WRITTEN EXERCISE> Write out again exactly the lines from the one containing "Output a JSON" through the one containing "Enumerate this screenshot's", both included, and omit the pictures.

-------- DATA ROWS --------

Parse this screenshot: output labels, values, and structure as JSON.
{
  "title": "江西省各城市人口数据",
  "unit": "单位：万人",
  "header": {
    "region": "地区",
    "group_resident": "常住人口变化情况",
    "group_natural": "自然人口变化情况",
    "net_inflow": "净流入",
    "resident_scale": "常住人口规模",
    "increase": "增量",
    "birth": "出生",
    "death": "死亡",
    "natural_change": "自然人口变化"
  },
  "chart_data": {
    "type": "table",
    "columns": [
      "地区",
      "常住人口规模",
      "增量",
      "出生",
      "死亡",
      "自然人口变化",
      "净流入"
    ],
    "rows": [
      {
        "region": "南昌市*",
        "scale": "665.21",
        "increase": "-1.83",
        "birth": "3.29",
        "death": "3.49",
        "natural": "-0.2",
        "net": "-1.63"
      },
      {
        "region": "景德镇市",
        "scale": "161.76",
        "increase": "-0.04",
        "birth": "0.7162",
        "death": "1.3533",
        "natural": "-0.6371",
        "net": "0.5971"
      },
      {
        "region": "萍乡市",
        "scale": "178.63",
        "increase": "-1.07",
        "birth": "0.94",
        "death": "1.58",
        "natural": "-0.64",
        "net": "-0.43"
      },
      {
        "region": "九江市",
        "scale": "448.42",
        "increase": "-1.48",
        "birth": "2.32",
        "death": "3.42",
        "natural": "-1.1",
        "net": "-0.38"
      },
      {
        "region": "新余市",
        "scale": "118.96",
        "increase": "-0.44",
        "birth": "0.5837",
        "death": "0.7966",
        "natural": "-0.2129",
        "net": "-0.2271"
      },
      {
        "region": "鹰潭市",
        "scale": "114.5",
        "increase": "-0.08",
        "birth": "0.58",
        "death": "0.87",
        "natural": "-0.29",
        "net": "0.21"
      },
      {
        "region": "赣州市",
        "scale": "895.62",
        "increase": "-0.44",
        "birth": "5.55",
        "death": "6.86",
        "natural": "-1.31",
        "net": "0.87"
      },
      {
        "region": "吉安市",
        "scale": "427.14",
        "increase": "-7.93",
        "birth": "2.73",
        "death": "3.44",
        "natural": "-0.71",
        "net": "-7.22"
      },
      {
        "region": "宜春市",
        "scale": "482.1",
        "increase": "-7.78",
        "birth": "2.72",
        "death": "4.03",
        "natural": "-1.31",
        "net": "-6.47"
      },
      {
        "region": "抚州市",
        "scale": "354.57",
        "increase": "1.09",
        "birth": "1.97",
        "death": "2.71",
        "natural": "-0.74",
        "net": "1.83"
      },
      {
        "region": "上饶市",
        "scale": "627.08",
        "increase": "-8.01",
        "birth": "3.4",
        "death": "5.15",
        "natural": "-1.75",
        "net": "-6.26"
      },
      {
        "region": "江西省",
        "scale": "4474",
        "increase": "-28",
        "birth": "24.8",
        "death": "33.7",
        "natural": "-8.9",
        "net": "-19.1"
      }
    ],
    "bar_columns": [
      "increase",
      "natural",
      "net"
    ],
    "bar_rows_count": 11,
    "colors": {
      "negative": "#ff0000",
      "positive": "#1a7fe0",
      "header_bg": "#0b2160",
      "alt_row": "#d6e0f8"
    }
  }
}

--------
-------- DATA ROWS --------

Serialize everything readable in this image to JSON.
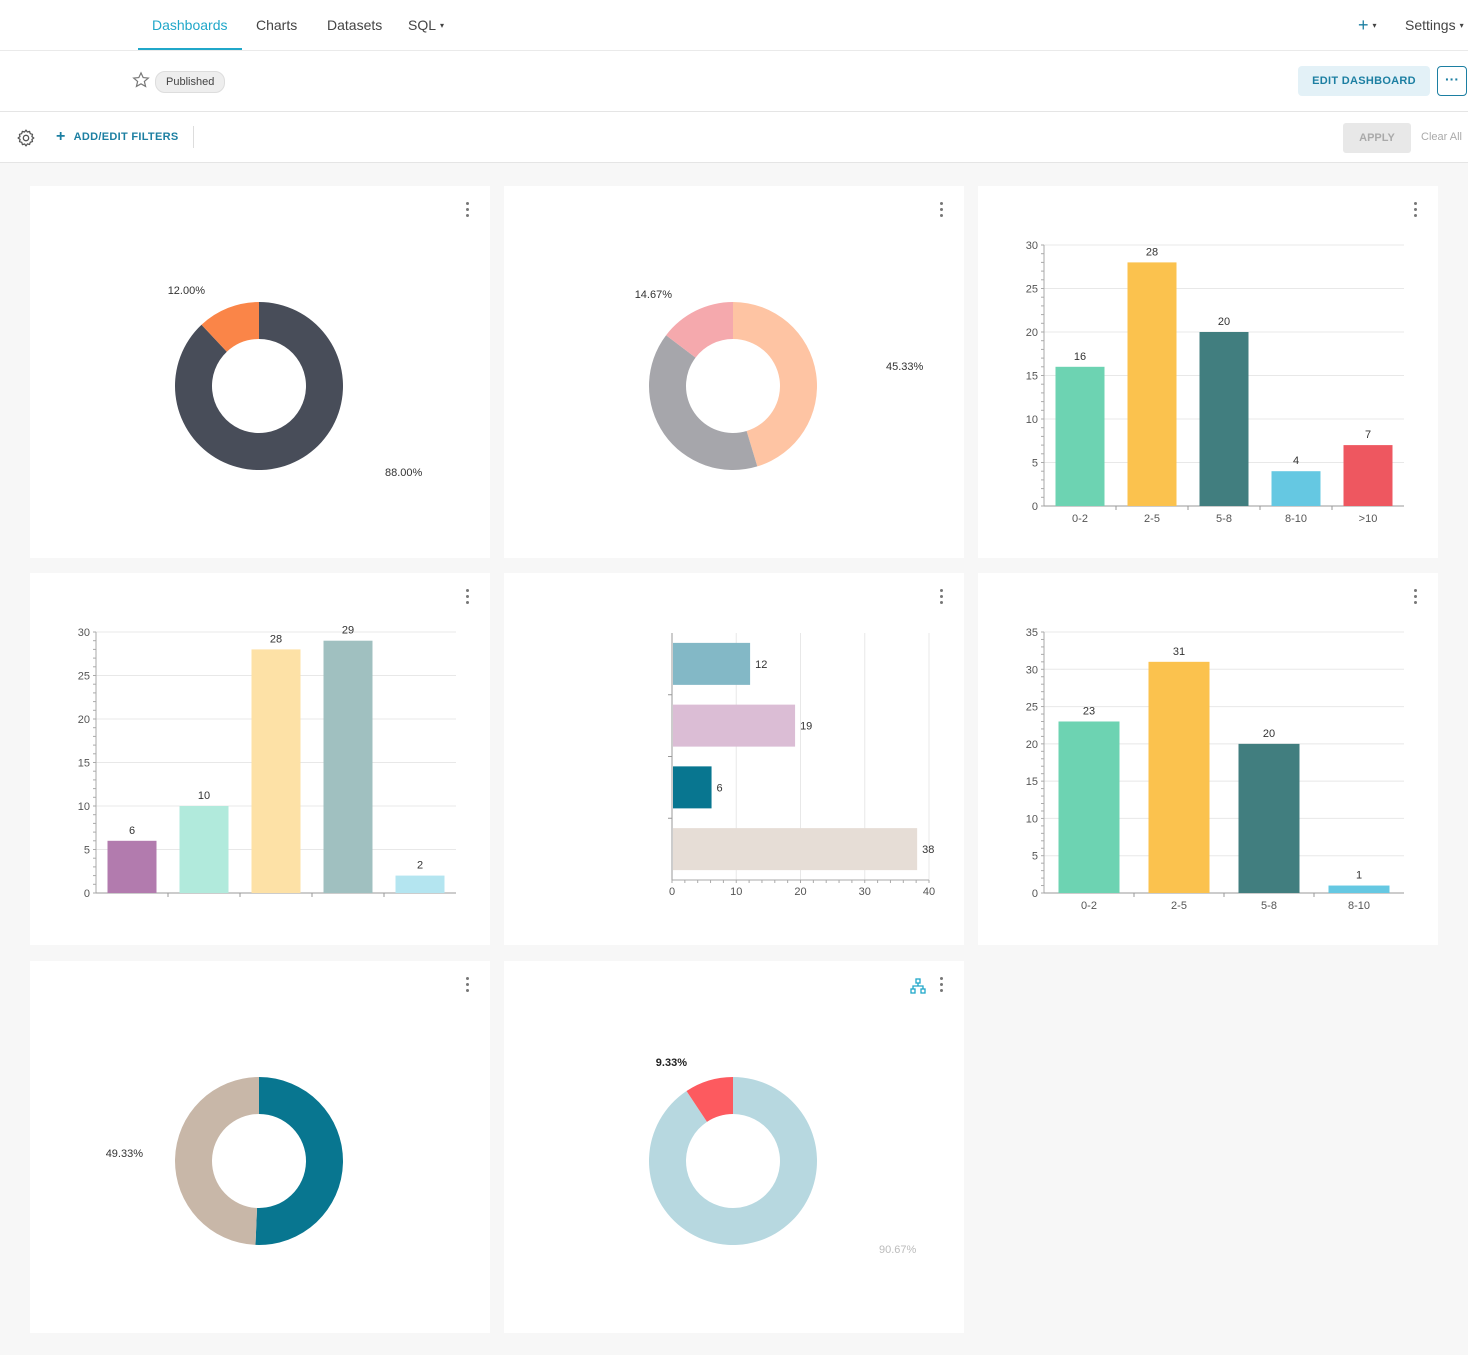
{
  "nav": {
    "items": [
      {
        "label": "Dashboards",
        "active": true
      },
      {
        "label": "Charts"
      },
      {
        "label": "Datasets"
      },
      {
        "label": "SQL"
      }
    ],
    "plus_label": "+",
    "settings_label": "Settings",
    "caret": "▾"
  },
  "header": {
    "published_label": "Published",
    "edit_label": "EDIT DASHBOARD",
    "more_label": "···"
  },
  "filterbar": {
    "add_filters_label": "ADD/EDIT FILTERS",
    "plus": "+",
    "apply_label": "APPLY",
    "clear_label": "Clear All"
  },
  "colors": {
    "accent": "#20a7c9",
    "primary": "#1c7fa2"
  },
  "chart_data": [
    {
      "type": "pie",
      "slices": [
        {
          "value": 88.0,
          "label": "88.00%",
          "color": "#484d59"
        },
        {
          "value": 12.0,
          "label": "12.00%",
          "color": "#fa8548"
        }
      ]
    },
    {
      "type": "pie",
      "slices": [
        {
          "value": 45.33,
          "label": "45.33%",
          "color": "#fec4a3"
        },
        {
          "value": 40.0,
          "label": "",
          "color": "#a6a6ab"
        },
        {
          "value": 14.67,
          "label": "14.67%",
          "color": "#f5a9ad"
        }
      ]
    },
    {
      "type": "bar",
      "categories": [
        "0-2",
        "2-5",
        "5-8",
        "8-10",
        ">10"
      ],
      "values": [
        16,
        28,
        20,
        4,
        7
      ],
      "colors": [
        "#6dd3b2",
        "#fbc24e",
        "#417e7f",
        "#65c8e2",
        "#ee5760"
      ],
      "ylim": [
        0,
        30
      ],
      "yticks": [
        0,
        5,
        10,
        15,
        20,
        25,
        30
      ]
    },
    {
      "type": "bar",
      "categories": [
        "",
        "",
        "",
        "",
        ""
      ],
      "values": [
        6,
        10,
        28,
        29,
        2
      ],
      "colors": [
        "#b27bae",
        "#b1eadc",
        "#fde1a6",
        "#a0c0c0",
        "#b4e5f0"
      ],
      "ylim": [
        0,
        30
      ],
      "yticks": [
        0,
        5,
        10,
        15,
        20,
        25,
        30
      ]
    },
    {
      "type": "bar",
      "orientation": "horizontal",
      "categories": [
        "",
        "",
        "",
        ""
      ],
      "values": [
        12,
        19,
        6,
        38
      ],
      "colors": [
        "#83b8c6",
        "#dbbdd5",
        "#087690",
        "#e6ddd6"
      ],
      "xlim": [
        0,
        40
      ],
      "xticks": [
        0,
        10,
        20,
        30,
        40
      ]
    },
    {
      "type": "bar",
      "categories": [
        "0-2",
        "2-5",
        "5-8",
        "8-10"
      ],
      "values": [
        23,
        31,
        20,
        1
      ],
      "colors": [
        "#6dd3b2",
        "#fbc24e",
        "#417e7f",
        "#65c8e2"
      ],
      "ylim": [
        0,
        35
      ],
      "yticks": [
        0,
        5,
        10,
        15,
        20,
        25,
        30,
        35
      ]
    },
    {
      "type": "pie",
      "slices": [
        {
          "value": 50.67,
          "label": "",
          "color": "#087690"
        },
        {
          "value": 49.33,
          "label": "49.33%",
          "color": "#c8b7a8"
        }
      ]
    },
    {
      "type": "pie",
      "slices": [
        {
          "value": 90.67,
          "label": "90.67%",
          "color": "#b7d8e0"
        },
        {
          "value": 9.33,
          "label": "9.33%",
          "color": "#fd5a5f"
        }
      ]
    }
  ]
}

--------
-------- DATA ROWS --------

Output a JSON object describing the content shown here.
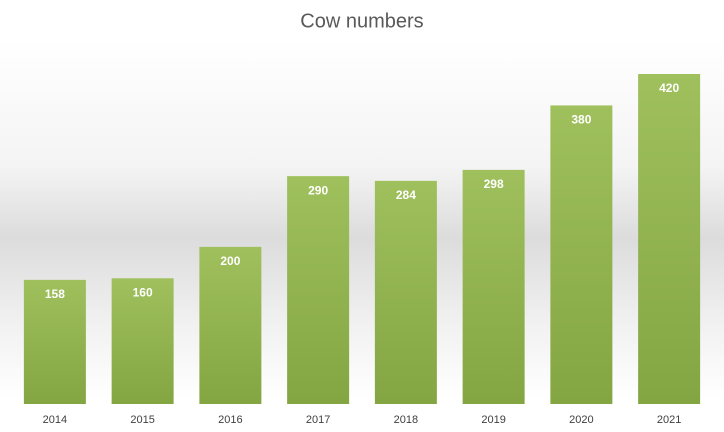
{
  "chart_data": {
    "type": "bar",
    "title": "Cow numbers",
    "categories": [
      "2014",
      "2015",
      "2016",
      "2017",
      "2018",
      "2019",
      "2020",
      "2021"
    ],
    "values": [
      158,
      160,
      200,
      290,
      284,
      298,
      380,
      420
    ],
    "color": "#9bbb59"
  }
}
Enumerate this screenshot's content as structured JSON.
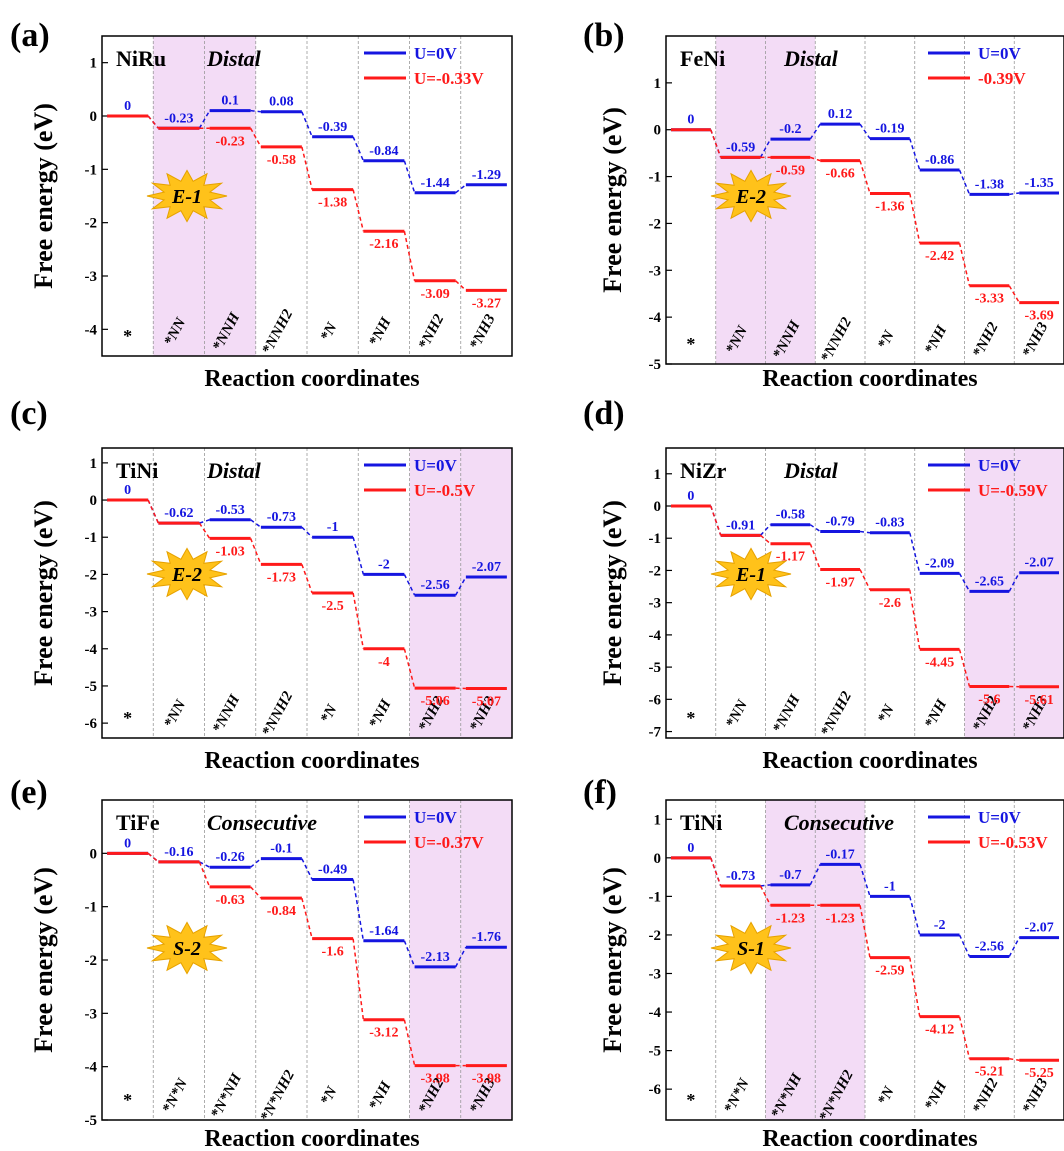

--------

REPLY>
Output a JSON object describing the content shown here.
{
  "chart_data": {
    "type": "bar",
    "title": "Cow numbers",
    "categories": [
      "2014",
      "2015",
      "2016",
      "2017",
      "2018",
      "2019",
      "2020",
      "2021"
    ],
    "values": [
      158,
      160,
      200,
      290,
      284,
      298,
      380,
      420
    ],
    "color": "#9bbb59"
  }
}
Enumerate this screenshot's content as structured JSON.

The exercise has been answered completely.